**EXERCISE BRIEF**
Transcribe every line of the items below without any changes. Leave the pictures out of your answer.
▼▼▼
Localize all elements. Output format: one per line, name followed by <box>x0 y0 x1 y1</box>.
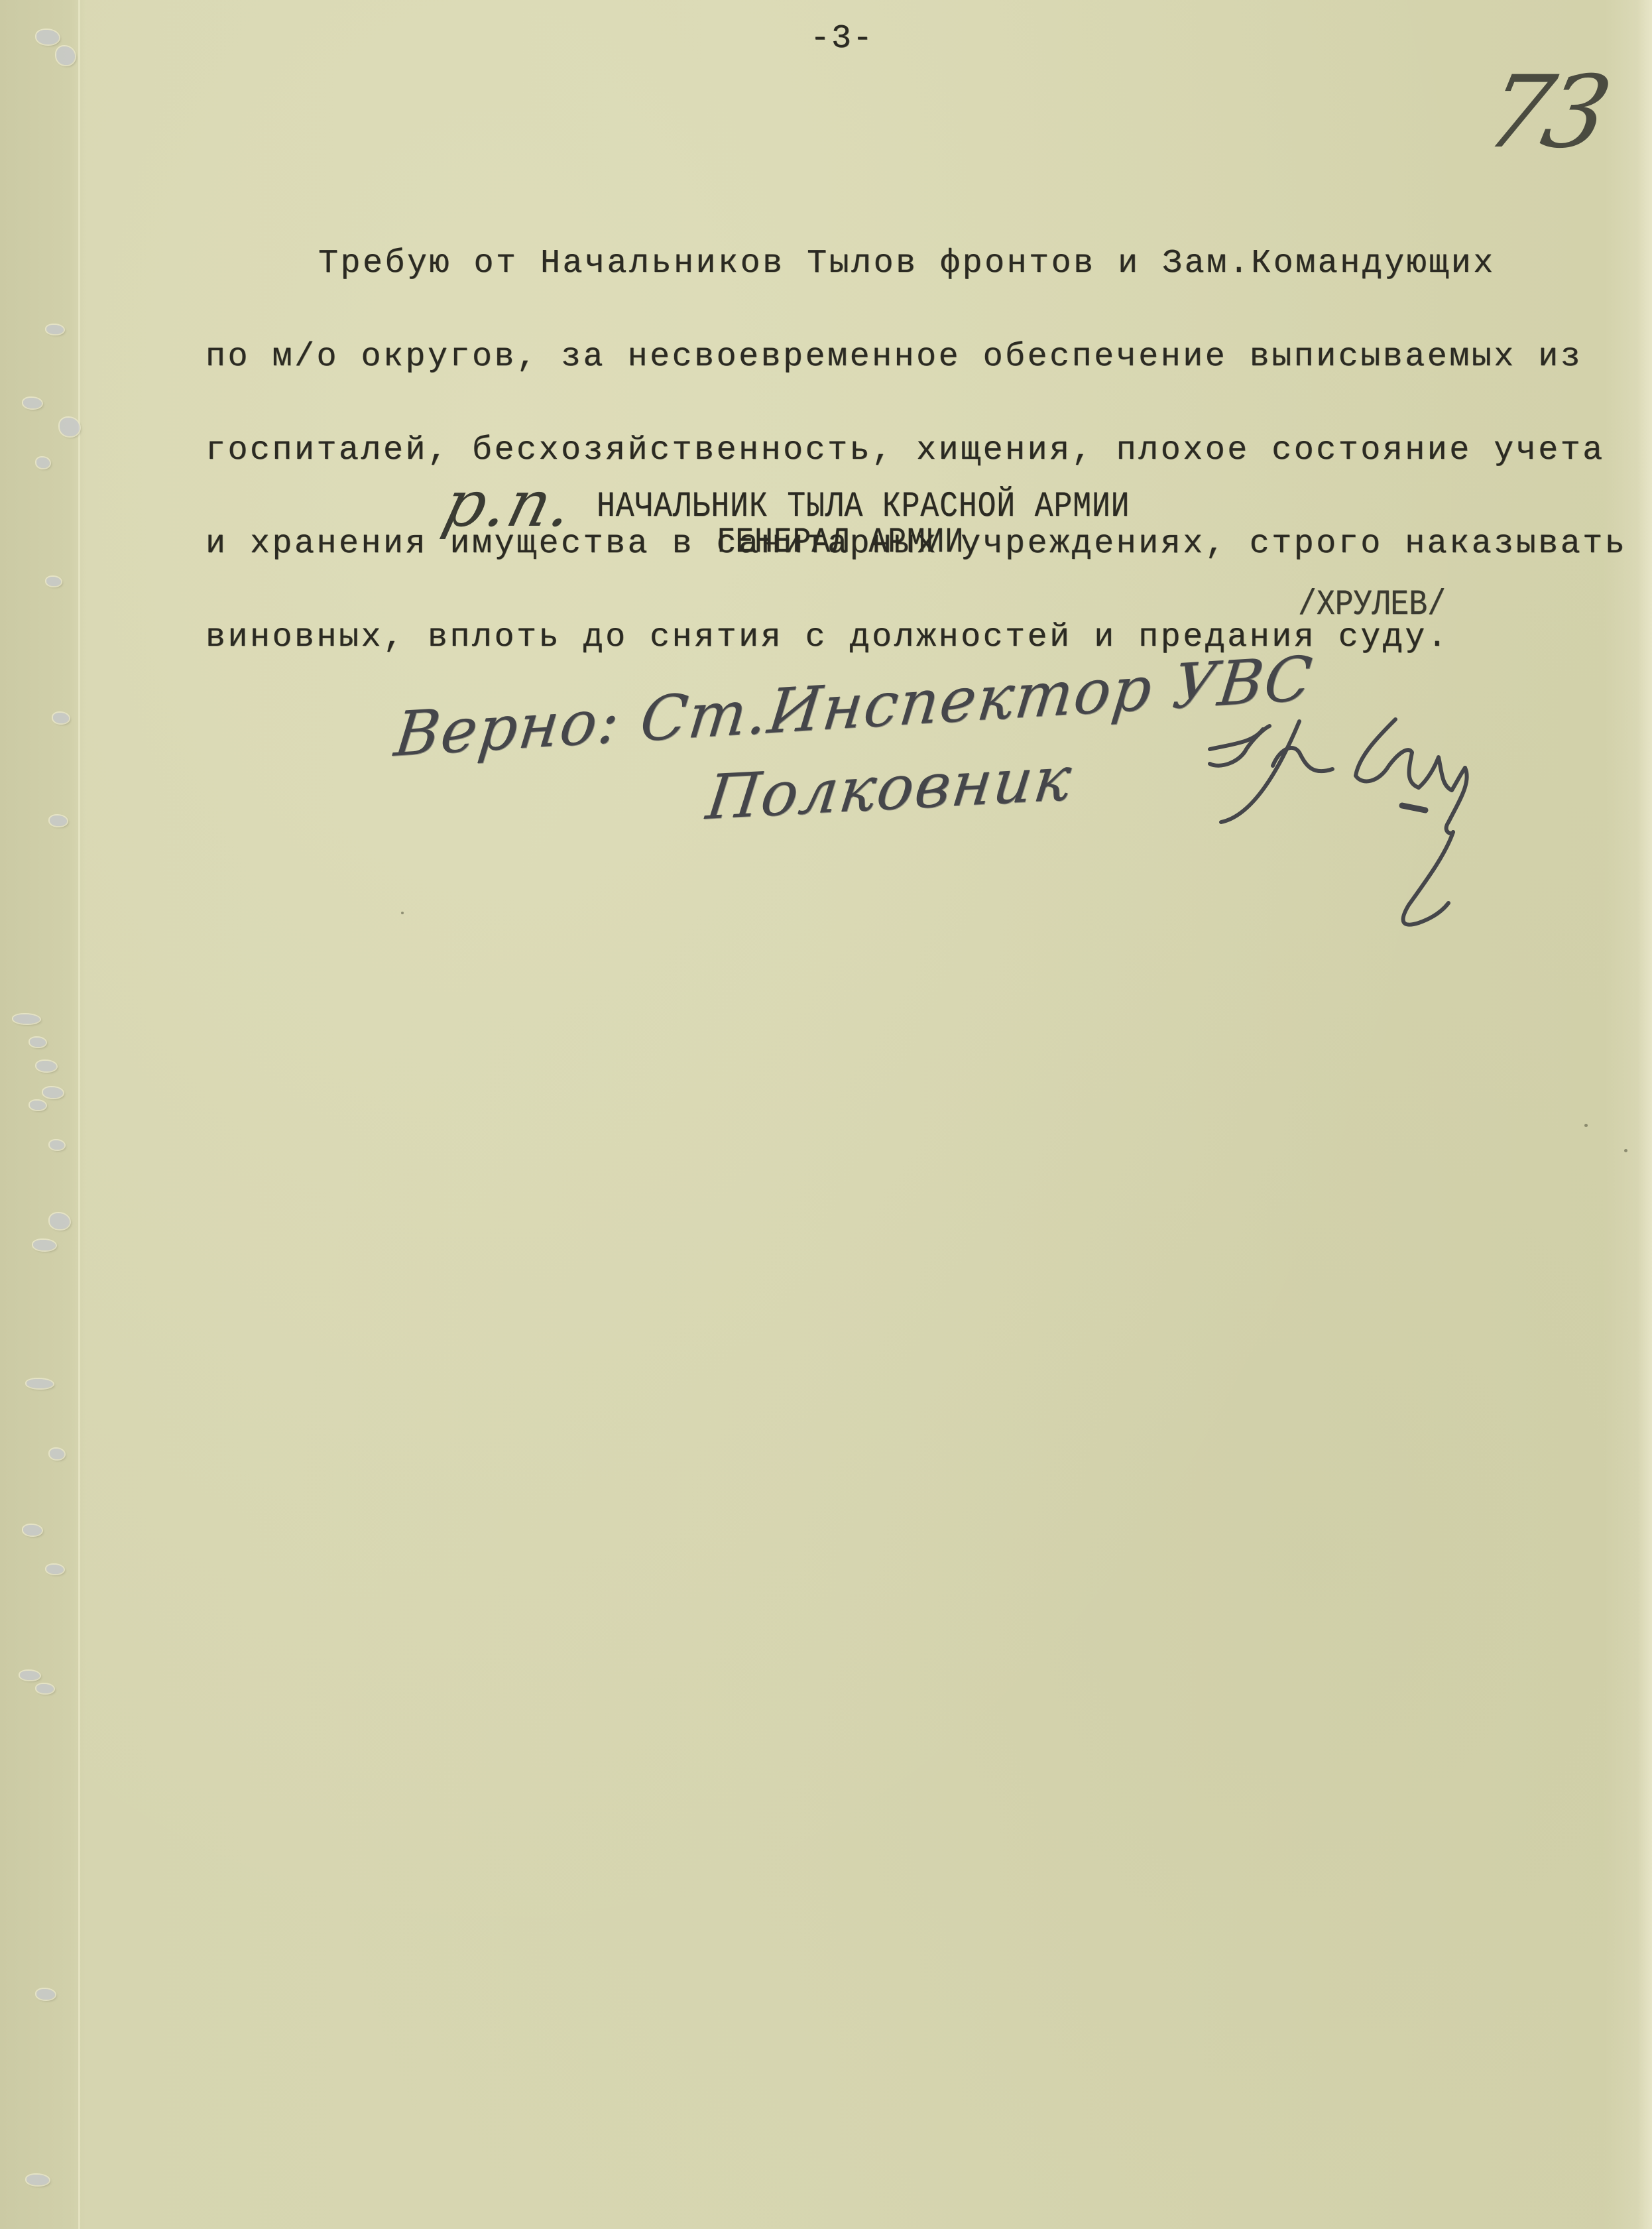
binding-margin <box>0 0 86 2229</box>
body-paragraph: Требую от Начальников Тылов фронтов и За… <box>206 186 1644 715</box>
binding-hole-mark <box>30 1101 46 1110</box>
binding-hole-mark <box>60 418 80 436</box>
body-line: виновных, вплоть до снятия с должностей … <box>206 622 1644 653</box>
certification-rank: Полковник <box>703 743 1076 833</box>
binding-hole-mark <box>46 1565 64 1574</box>
binding-hole-mark <box>36 30 59 44</box>
binding-hole-mark <box>20 1671 40 1680</box>
body-line: по м/о округов, за несвоевременное обесп… <box>206 341 1644 373</box>
paper-speck <box>1584 1124 1588 1127</box>
binding-hole-mark <box>46 325 64 334</box>
original-signed-mark: р.п. <box>438 472 581 536</box>
body-line: Требую от Начальников Тылов фронтов и За… <box>206 248 1644 279</box>
binding-hole-mark <box>36 1989 55 2000</box>
signature-block: НАЧАЛЬНИК ТЫЛА КРАСНОЙ АРМИИ ГЕНЕРАЛ АРМ… <box>597 489 1260 561</box>
binding-hole-mark <box>23 398 42 408</box>
binding-hole-mark <box>36 1684 54 1693</box>
binding-fold-line <box>78 0 80 2229</box>
body-line: госпиталей, бесхозяйственность, хищения,… <box>206 435 1644 466</box>
binding-hole-mark <box>36 1061 56 1071</box>
binding-hole-mark <box>50 1213 70 1229</box>
binding-hole-mark <box>27 1379 53 1388</box>
handwritten-signature-icon <box>1180 716 1511 955</box>
binding-hole-mark <box>23 1525 42 1536</box>
binding-hole-mark <box>36 457 50 468</box>
page-number: -3- <box>802 20 882 58</box>
signer-rank: ГЕНЕРАЛ АРМИИ <box>597 525 1167 561</box>
paper-speck <box>401 912 404 914</box>
binding-hole-mark <box>27 2175 49 2185</box>
signer-name: /ХРУЛЕВ/ <box>1298 587 1446 623</box>
signer-title: НАЧАЛЬНИК ТЫЛА КРАСНОЙ АРМИИ <box>597 489 1167 525</box>
document-page: -3- 73 Требую от Начальников Тылов фронт… <box>0 0 1652 2229</box>
folio-number: 73 <box>1478 63 1612 162</box>
binding-hole-mark <box>56 46 75 65</box>
binding-hole-mark <box>46 577 61 586</box>
binding-hole-mark <box>43 1087 63 1098</box>
binding-hole-mark <box>33 1240 56 1250</box>
binding-hole-mark <box>50 1449 64 1459</box>
binding-hole-mark <box>30 1038 46 1047</box>
binding-hole-mark <box>13 1014 40 1024</box>
paper-speck <box>1624 1149 1627 1152</box>
binding-hole-mark <box>53 713 69 723</box>
binding-hole-mark <box>50 815 67 826</box>
binding-hole-mark <box>50 1140 64 1150</box>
▲▲▲
**TASK RESULT**
Localize all elements. Output format: one per line, name followed by <box>x0 y0 x1 y1</box>.
binding-margin <box>0 0 86 2229</box>
body-paragraph: Требую от Начальников Тылов фронтов и За… <box>206 186 1644 715</box>
binding-hole-mark <box>30 1101 46 1110</box>
binding-hole-mark <box>60 418 80 436</box>
body-line: виновных, вплоть до снятия с должностей … <box>206 622 1644 653</box>
certification-rank: Полковник <box>703 743 1076 833</box>
binding-hole-mark <box>46 1565 64 1574</box>
binding-hole-mark <box>36 30 59 44</box>
binding-hole-mark <box>20 1671 40 1680</box>
body-line: по м/о округов, за несвоевременное обесп… <box>206 341 1644 373</box>
paper-speck <box>1584 1124 1588 1127</box>
binding-hole-mark <box>46 325 64 334</box>
original-signed-mark: р.п. <box>438 472 581 536</box>
body-line: Требую от Начальников Тылов фронтов и За… <box>206 248 1644 279</box>
binding-hole-mark <box>36 1989 55 2000</box>
signature-block: НАЧАЛЬНИК ТЫЛА КРАСНОЙ АРМИИ ГЕНЕРАЛ АРМ… <box>597 489 1260 561</box>
binding-hole-mark <box>23 398 42 408</box>
binding-hole-mark <box>36 1684 54 1693</box>
binding-fold-line <box>78 0 80 2229</box>
body-line: госпиталей, бесхозяйственность, хищения,… <box>206 435 1644 466</box>
binding-hole-mark <box>36 1061 56 1071</box>
binding-hole-mark <box>50 1213 70 1229</box>
binding-hole-mark <box>27 1379 53 1388</box>
handwritten-signature-icon <box>1180 716 1511 955</box>
binding-hole-mark <box>23 1525 42 1536</box>
binding-hole-mark <box>36 457 50 468</box>
page-number: -3- <box>802 20 882 58</box>
signer-rank: ГЕНЕРАЛ АРМИИ <box>597 525 1167 561</box>
paper-speck <box>401 912 404 914</box>
binding-hole-mark <box>27 2175 49 2185</box>
signer-name: /ХРУЛЕВ/ <box>1298 587 1446 623</box>
signer-title: НАЧАЛЬНИК ТЫЛА КРАСНОЙ АРМИИ <box>597 489 1167 525</box>
document-page: -3- 73 Требую от Начальников Тылов фронт… <box>0 0 1652 2229</box>
folio-number: 73 <box>1478 63 1612 162</box>
binding-hole-mark <box>56 46 75 65</box>
binding-hole-mark <box>46 577 61 586</box>
binding-hole-mark <box>43 1087 63 1098</box>
binding-hole-mark <box>33 1240 56 1250</box>
binding-hole-mark <box>50 1449 64 1459</box>
binding-hole-mark <box>30 1038 46 1047</box>
binding-hole-mark <box>13 1014 40 1024</box>
paper-speck <box>1624 1149 1627 1152</box>
binding-hole-mark <box>53 713 69 723</box>
binding-hole-mark <box>50 815 67 826</box>
binding-hole-mark <box>50 1140 64 1150</box>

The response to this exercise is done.